### Short exercise 1
Rewrite the rows starting with the line containing "option-d: D: 不能确定 — [187, 1287, 354, 1316]" and going on through the line containing "question-22 — [187, 324, 1094, 643]", replacing "option-d" with "choice-d" and leaving everything else unchanged.

### Selection
Listen to Ann Jones describe her walk along the jetty in 2015.

The following dot point list, in no particular subject order, is a starting point. I'd love it if you too would share your memories.

In December, 2013, Port Germein Primary School closed after 132 years.


  • strawberry fetes with lovely baskets of home made lollies. The fetes were held in the Pt Germein Institute and usually arranged by the Methodist Congregation. Stalls were erected around the edge of the large dance floor, selling all manner of interesting things and beautifully decorated, often with colourful crepe paper. The stage was set up attractively with its dark red velvet curtains pulled to the side, imposing floral decorations, a microphone for announcements like the drawing of raffles, and musical equipment for the band which would play at the dance which would usually follow. The stalls would sell lollies, bowls of fresh strawberries with whipped cream, drinks, crafts, bric-a-brac and there would be cake and craft competitions and more. Merilyn can remember back in the 50's when her Grandmother & Mother got into huge strife with their fellow Methodists because they cooled the strawberries off in the hotel coolroom ready for the Strawberry Fete...they thought the strawberries might get contaminated, being next to the alcohol.

### Information provided
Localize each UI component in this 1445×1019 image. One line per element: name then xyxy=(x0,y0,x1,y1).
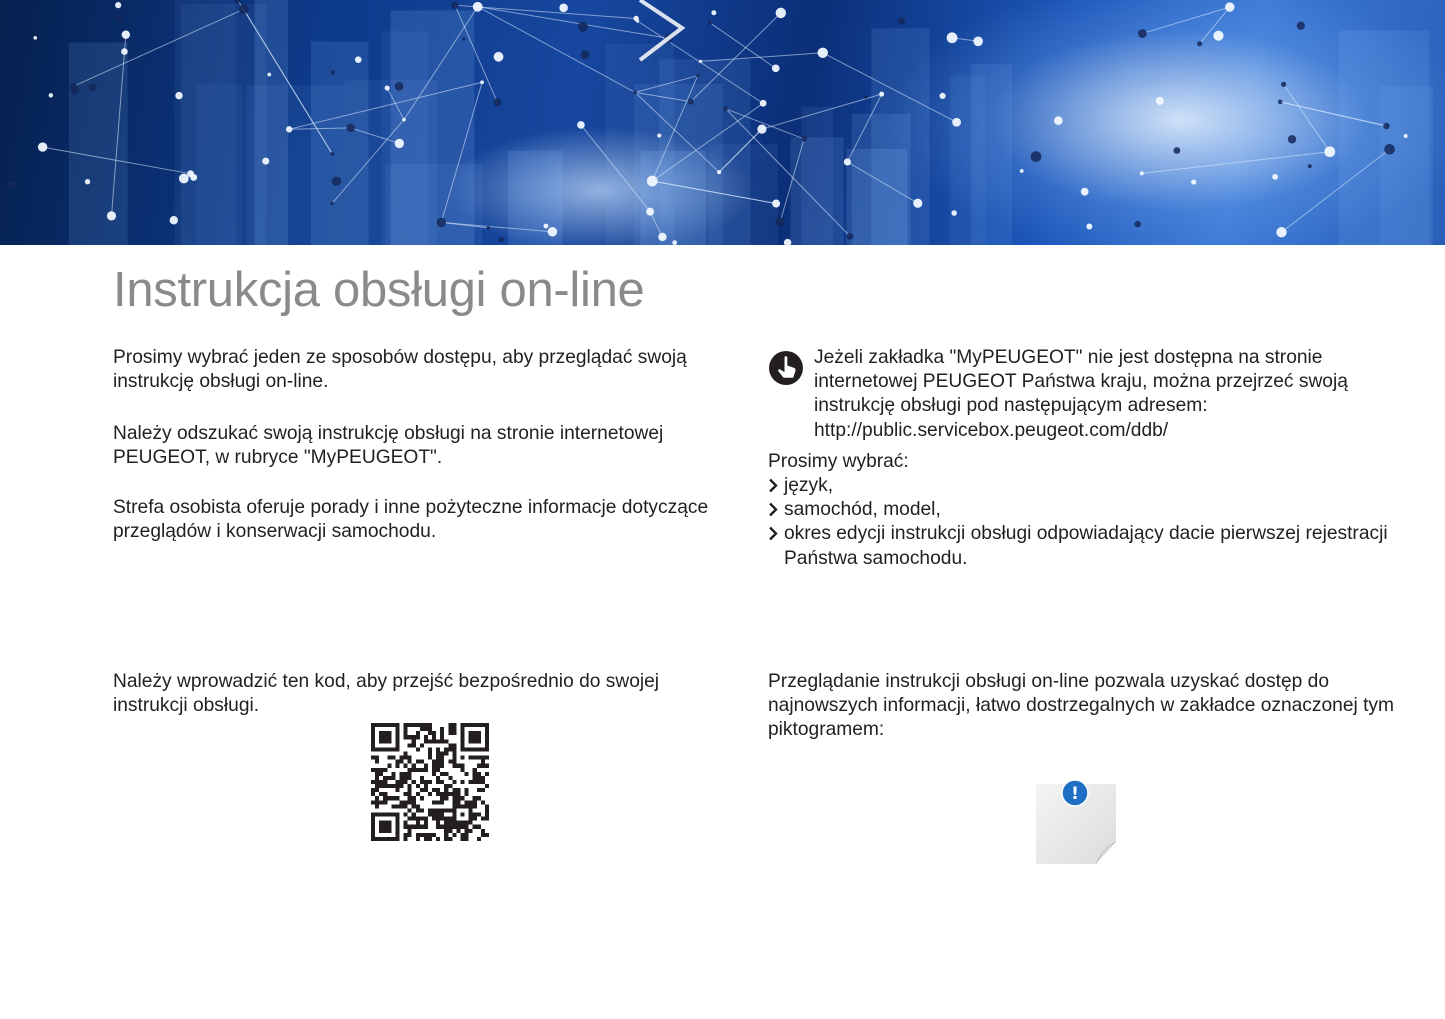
list-item xyxy=(768,474,1408,498)
selection-list xyxy=(768,474,1408,571)
network-graphic xyxy=(0,0,1445,245)
page-curl-info-pictogram xyxy=(1030,776,1122,868)
intro-paragraph: Prosimy wybrać jeden ze sposobów dostępu, aby przeglądać swoją instrukcję obsługi on-line. xyxy=(113,347,687,393)
chevron-right-icon xyxy=(768,478,778,493)
mypeugeot-paragraph: Należy odszukać swoją instrukcję obsługi na stronie internetowej PEUGEOT, w rubryce "MyPEUGEOT". xyxy=(113,423,664,469)
list-item-label: okres edycji instrukcji obsługi odpowiadający dacie pierwszej rejestracji Państwa samochodu. xyxy=(784,523,1388,569)
chevron-right-icon xyxy=(768,526,778,541)
list-item xyxy=(768,498,1408,522)
hand-pointer-info-icon xyxy=(768,350,804,386)
info-note-text: Jeżeli zakładka "MyPEUGEOT" nie jest dostępna na stronie internetowej PEUGEOT Państwa kraju, można przejrzeć swoją instrukcję obsługi pod następującym adresem: http://public.servicebox.peugeot.com/ddb/ xyxy=(814,347,1348,441)
chevron-right-icon xyxy=(768,502,778,517)
pictogram-glyph: ! xyxy=(1071,784,1079,804)
list-item-label: język, xyxy=(784,475,834,496)
choose-label: Prosimy wybrać: xyxy=(768,451,909,472)
personal-area-paragraph: Strefa osobista oferuje porady i inne pożyteczne informacje dotyczące przeglądów i konserwacji samochodu. xyxy=(113,497,709,543)
qr-code[interactable] xyxy=(371,723,489,841)
qr-paragraph: Należy wprowadzić ten kod, aby przejść bezpośrednio do swojej instrukcji obsługi. xyxy=(113,671,660,717)
pictogram-paragraph: Przeglądanie instrukcji obsługi on-line pozwala uzyskać dostęp do najnowszych informacji, łatwo dostrzegalnych w zakładce oznaczonej tym piktogramem: xyxy=(768,671,1395,741)
header-banner-image xyxy=(0,0,1445,245)
page-title: Instrukcja obsługi on-line xyxy=(113,263,645,317)
list-item xyxy=(768,522,1408,570)
list-item-label: samochód, model, xyxy=(784,499,941,521)
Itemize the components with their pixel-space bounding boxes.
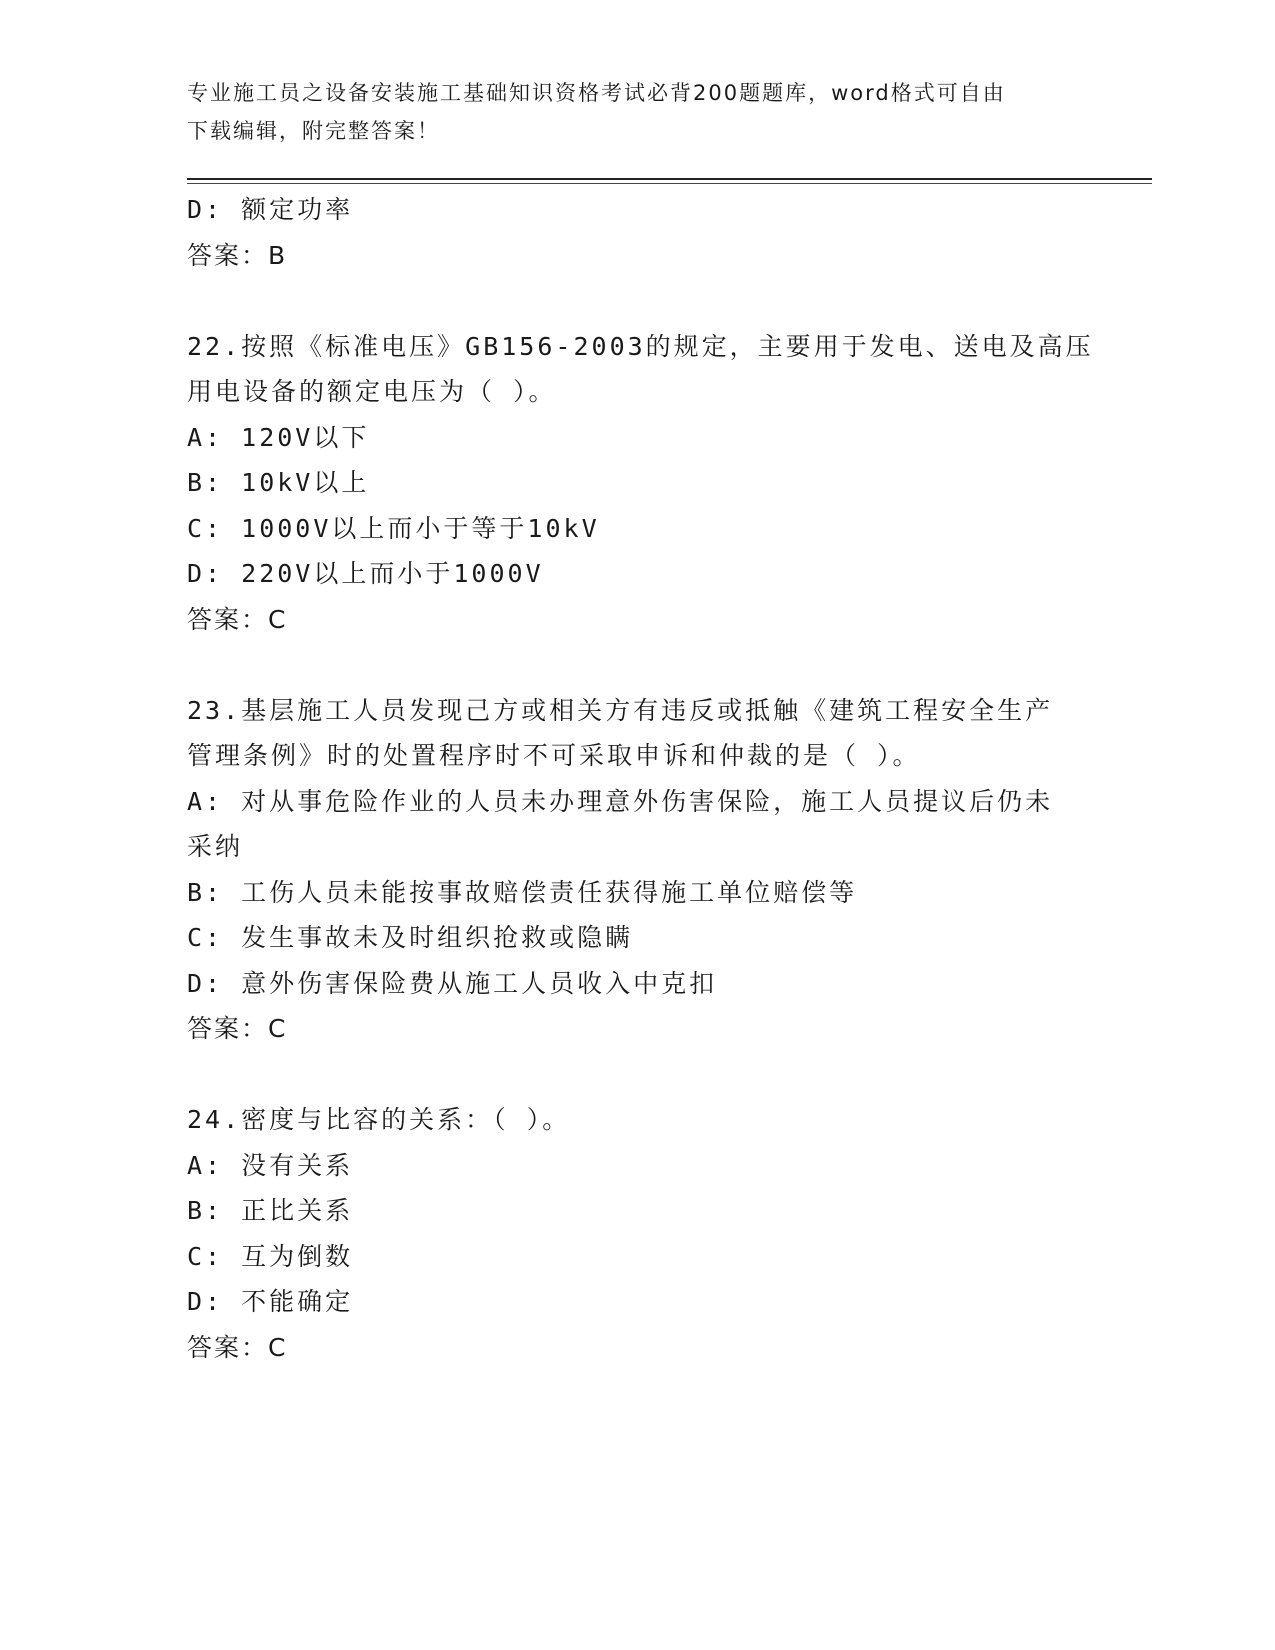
option-d: D: 不能确定 — [187, 1287, 354, 1316]
header-title-line-1: 专业施工员之设备安装施工基础知识资格考试必背200题题库，word格式可自由 — [187, 81, 1006, 105]
question-stem-line-1: 22.按照《标准电压》GB156-2003的规定，主要用于发电、送电及高压 — [187, 331, 1094, 361]
question-list — [187, 187, 1094, 1370]
option-a-line-2: 采纳 — [187, 832, 244, 861]
question-stem: 24.密度与比容的关系：（ ）。 — [187, 1105, 571, 1134]
question-stem-line-2: 管理条例》时的处置程序时不可采取申诉和仲裁的是（ ）。 — [187, 741, 921, 770]
option-d: D: 220V以上而小于1000V — [187, 559, 544, 588]
question-22 — [187, 324, 1094, 643]
option-c: C: 1000V以上而小于等于10kV — [187, 513, 600, 543]
answer-line: 答案：C — [187, 1014, 288, 1043]
question-23 — [187, 688, 1087, 1052]
answer-line: 答案：B — [187, 240, 288, 270]
option-b: B: 正比关系 — [187, 1196, 354, 1225]
header-divider-thin — [187, 183, 1152, 184]
question-24 — [187, 1097, 1087, 1370]
header-divider-thick — [187, 178, 1152, 180]
option-b: B: 10kV以上 — [187, 468, 370, 497]
spacer — [187, 642, 1087, 688]
option-a: A: 120V以下 — [187, 422, 370, 452]
option-b: B: 工伤人员未能按事故赔偿责任获得施工单位赔偿等 — [187, 877, 858, 907]
option-d: D: 意外伤害保险费从施工人员收入中克扣 — [187, 968, 718, 998]
option-d: D: 额定功率 — [187, 195, 354, 224]
question-stem-line-1: 23.基层施工人员发现己方或相关方有违反或抵触《建筑工程安全生产 — [187, 695, 1054, 725]
option-a: A: 没有关系 — [187, 1150, 354, 1180]
spacer — [187, 278, 1087, 324]
answer-line: 答案：C — [187, 604, 288, 634]
question-stem-line-2: 用电设备的额定电压为（ ）。 — [187, 377, 557, 406]
question-21-tail — [187, 187, 1087, 278]
option-a-line-1: A: 对从事危险作业的人员未办理意外伤害保险，施工人员提议后仍未 — [187, 786, 1054, 816]
option-c: C: 发生事故未及时组织抢救或隐瞒 — [187, 923, 634, 952]
document-header — [187, 74, 1087, 150]
option-c: C: 互为倒数 — [187, 1241, 354, 1271]
spacer — [187, 1052, 1087, 1098]
answer-line: 答案：C — [187, 1332, 288, 1362]
header-title-line-2: 下载编辑，附完整答案！ — [187, 119, 440, 143]
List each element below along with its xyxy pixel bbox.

### Short exercise 2
According to the Port Germein recollections, how many years had Port Germein Primary School been open when it closed in December 2013?

### Output 1
choice-d: D: 不能确定 — [187, 1287, 354, 1316]
header-title-line-1: 专业施工员之设备安装施工基础知识资格考试必背200题题库，word格式可自由 — [187, 81, 1006, 105]
question-stem-line-1: 22.按照《标准电压》GB156-2003的规定，主要用于发电、送电及高压 — [187, 331, 1094, 361]
question-list — [187, 187, 1094, 1370]
option-a-line-2: 采纳 — [187, 832, 244, 861]
question-stem: 24.密度与比容的关系：（ ）。 — [187, 1105, 571, 1134]
question-stem-line-2: 管理条例》时的处置程序时不可采取申诉和仲裁的是（ ）。 — [187, 741, 921, 770]
choice-d: D: 220V以上而小于1000V — [187, 559, 544, 588]
question-22 — [187, 324, 1094, 643]

### Output 2
132 years.